# START OF Records for the task

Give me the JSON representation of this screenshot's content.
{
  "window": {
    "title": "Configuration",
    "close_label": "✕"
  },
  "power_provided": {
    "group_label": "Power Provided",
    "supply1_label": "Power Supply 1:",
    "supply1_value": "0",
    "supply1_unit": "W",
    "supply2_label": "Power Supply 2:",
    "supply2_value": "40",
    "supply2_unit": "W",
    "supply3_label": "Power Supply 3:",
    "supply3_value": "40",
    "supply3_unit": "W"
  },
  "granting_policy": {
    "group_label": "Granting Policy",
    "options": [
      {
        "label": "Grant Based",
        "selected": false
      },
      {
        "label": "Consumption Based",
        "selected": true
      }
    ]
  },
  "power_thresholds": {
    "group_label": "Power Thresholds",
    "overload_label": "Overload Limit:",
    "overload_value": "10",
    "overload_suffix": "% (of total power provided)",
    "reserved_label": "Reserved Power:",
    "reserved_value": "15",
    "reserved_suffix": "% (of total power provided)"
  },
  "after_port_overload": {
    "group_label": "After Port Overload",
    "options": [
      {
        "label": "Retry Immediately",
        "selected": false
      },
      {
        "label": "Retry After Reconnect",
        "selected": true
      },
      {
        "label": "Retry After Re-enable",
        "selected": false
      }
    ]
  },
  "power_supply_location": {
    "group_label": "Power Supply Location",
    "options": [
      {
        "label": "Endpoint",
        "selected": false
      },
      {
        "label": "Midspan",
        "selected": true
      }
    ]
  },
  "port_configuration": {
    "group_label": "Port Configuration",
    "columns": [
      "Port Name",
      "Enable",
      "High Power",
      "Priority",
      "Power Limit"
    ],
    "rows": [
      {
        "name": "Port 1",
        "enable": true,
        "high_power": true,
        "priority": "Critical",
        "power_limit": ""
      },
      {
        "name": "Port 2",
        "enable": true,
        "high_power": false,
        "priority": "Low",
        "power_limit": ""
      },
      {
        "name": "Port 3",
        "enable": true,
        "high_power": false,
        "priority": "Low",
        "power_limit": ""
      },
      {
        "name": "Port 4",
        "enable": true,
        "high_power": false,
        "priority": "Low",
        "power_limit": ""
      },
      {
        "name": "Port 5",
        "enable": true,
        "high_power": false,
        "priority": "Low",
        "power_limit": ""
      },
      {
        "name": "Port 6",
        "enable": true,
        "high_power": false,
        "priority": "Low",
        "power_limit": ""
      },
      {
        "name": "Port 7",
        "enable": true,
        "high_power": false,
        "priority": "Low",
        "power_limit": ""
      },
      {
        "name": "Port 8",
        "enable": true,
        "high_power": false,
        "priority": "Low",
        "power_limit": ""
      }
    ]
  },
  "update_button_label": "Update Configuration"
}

# END OF Records for the task

Reproduce the data in its entirety, matching each character.

Expected answer:
Give me the JSON representation of this screenshot's content.
{
  "window": {
    "title": "Configuration",
    "close_label": "✕"
  },
  "power_provided": {
    "group_label": "Power Provided",
    "supply1_label": "Power Supply 1:",
    "supply1_value": "0",
    "supply1_unit": "W",
    "supply2_label": "Power Supply 2:",
    "supply2_value": "40",
    "supply2_unit": "W",
    "supply3_label": "Power Supply 3:",
    "supply3_value": "40",
    "supply3_unit": "W"
  },
  "granting_policy": {
    "group_label": "Granting Policy",
    "options": [
      {
        "label": "Grant Based",
        "selected": false
      },
      {
        "label": "Consumption Based",
        "selected": true
      }
    ]
  },
  "power_thresholds": {
    "group_label": "Power Thresholds",
    "overload_label": "Overload Limit:",
    "overload_value": "10",
    "overload_suffix": "% (of total power provided)",
    "reserved_label": "Reserved Power:",
    "reserved_value": "15",
    "reserved_suffix": "% (of total power provided)"
  },
  "after_port_overload": {
    "group_label": "After Port Overload",
    "options": [
      {
        "label": "Retry Immediately",
        "selected": false
      },
      {
        "label": "Retry After Reconnect",
        "selected": true
      },
      {
        "label": "Retry After Re-enable",
        "selected": false
      }
    ]
  },
  "power_supply_location": {
    "group_label": "Power Supply Location",
    "options": [
      {
        "label": "Endpoint",
        "selected": false
      },
      {
        "label": "Midspan",
        "selected": true
      }
    ]
  },
  "port_configuration": {
    "group_label": "Port Configuration",
    "columns": [
      "Port Name",
      "Enable",
      "High Power",
      "Priority",
      "Power Limit"
    ],
    "rows": [
      {
        "name": "Port 1",
        "enable": true,
        "high_power": true,
        "priority": "Critical",
        "power_limit": ""
      },
      {
        "name": "Port 2",
        "enable": true,
        "high_power": false,
        "priority": "Low",
        "power_limit": ""
      },
      {
        "name": "Port 3",
        "enable": true,
        "high_power": false,
        "priority": "Low",
        "power_limit": ""
      },
      {
        "name": "Port 4",
        "enable": true,
        "high_power": false,
        "priority": "Low",
        "power_limit": ""
      },
      {
        "name": "Port 5",
        "enable": true,
        "high_power": false,
        "priority": "Low",
        "power_limit": ""
      },
      {
        "name": "Port 6",
        "enable": true,
        "high_power": false,
        "priority": "Low",
        "power_limit": ""
      },
      {
        "name": "Port 7",
        "enable": true,
        "high_power": false,
        "priority": "Low",
        "power_limit": ""
      },
      {
        "name": "Port 8",
        "enable": true,
        "high_power": false,
        "priority": "Low",
        "power_limit": ""
      }
    ]
  },
  "update_button_label": "Update Configuration"
}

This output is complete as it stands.